● EXCERPTED DATA:
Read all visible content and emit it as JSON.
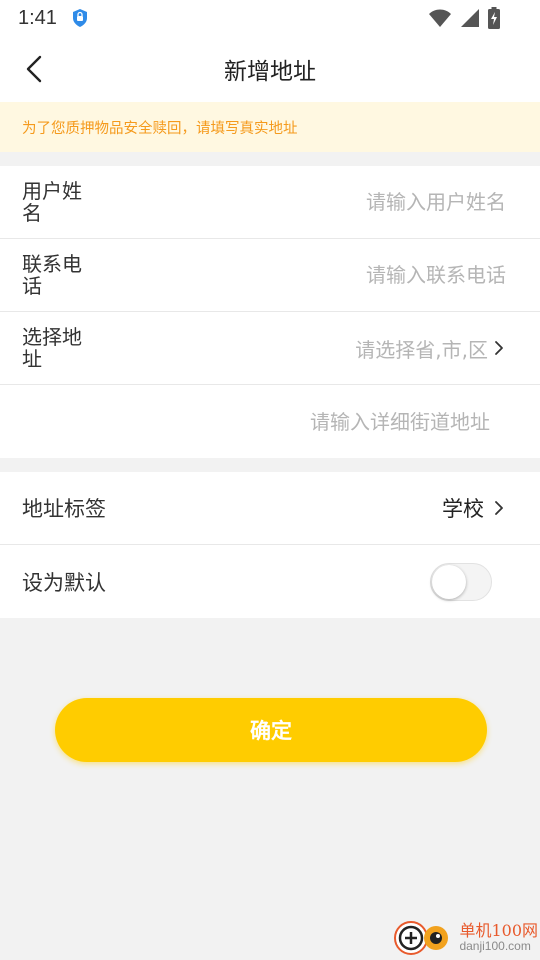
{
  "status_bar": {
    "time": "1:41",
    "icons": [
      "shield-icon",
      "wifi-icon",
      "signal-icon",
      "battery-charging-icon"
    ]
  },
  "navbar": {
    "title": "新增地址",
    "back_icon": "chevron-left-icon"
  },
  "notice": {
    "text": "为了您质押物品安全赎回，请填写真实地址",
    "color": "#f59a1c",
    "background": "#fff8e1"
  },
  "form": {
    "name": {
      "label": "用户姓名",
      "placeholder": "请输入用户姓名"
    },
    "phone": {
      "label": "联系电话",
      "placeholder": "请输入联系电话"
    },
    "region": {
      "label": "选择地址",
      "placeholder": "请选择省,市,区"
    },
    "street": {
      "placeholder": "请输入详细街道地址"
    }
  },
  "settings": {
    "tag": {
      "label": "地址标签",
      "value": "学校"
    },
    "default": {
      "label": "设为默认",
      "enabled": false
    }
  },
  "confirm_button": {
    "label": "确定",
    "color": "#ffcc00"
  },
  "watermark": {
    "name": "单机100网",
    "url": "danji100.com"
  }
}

...

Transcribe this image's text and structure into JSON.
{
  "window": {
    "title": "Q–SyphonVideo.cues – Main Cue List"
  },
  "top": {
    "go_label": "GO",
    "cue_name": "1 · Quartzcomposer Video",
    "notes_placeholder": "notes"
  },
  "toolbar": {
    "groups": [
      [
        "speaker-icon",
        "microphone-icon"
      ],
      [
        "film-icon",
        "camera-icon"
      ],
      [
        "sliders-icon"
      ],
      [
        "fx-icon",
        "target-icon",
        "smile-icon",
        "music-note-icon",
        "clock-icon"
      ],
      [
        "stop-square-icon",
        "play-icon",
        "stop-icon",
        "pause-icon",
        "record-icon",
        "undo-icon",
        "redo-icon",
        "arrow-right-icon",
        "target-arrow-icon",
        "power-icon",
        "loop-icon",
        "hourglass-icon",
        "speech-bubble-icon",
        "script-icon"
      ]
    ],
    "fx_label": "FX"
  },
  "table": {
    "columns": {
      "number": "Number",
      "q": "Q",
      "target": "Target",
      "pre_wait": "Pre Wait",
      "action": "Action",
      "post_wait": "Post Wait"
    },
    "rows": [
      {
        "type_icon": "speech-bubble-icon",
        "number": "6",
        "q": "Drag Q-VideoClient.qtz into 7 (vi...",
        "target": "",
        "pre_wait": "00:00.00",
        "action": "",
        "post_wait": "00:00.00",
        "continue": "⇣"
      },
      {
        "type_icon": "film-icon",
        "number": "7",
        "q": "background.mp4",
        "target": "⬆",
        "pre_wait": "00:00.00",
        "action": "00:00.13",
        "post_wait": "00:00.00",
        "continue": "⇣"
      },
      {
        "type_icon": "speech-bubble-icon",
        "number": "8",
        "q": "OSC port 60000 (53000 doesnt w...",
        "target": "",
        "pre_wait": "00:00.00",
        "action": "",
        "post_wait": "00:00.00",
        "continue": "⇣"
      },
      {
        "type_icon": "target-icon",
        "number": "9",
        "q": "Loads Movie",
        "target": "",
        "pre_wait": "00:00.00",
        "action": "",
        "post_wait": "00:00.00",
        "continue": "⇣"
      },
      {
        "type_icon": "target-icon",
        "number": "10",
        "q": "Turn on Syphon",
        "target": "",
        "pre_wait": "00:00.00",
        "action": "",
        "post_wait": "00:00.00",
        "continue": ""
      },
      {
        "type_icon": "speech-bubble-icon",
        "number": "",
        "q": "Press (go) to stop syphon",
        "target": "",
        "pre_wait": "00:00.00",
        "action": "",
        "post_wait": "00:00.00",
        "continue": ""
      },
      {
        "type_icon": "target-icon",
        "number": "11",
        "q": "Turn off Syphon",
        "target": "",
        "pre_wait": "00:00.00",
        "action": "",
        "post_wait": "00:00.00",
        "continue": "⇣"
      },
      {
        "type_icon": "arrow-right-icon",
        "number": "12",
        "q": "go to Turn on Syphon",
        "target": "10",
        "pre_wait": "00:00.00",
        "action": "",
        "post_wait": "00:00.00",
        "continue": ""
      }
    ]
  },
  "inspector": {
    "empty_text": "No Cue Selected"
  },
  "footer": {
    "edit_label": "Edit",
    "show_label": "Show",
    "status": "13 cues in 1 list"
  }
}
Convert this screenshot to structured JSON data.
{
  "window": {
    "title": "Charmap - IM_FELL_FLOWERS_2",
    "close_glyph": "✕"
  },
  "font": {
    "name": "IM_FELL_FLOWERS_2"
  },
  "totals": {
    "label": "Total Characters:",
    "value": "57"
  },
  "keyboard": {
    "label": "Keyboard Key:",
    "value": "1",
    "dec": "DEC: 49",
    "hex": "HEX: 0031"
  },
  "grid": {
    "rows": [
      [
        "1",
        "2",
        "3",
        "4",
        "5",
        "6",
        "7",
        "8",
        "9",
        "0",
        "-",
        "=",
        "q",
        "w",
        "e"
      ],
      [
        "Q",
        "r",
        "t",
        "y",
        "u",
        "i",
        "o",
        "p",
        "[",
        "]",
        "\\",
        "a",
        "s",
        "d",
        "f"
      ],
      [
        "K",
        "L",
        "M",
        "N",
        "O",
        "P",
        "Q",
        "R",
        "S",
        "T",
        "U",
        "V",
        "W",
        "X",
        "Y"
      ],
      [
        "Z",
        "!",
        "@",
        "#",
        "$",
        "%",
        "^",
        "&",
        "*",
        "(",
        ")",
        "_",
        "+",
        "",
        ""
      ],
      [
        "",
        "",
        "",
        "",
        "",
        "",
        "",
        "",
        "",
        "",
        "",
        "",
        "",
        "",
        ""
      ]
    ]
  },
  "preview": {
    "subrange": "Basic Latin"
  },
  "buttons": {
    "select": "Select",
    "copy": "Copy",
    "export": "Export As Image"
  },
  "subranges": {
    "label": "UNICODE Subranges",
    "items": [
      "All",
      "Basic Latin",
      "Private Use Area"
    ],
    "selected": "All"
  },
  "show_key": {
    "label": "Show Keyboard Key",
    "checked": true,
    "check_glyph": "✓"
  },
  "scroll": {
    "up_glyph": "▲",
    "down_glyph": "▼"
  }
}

● OBJECTIVE: Copy each line that contains the word "JSON".

● SOLUTION TO THE EXERCISE:
Read all visible content and emit it as JSON.
Transcribe this image's text and structure into JSON.
Convert this screenshot to structured JSON data.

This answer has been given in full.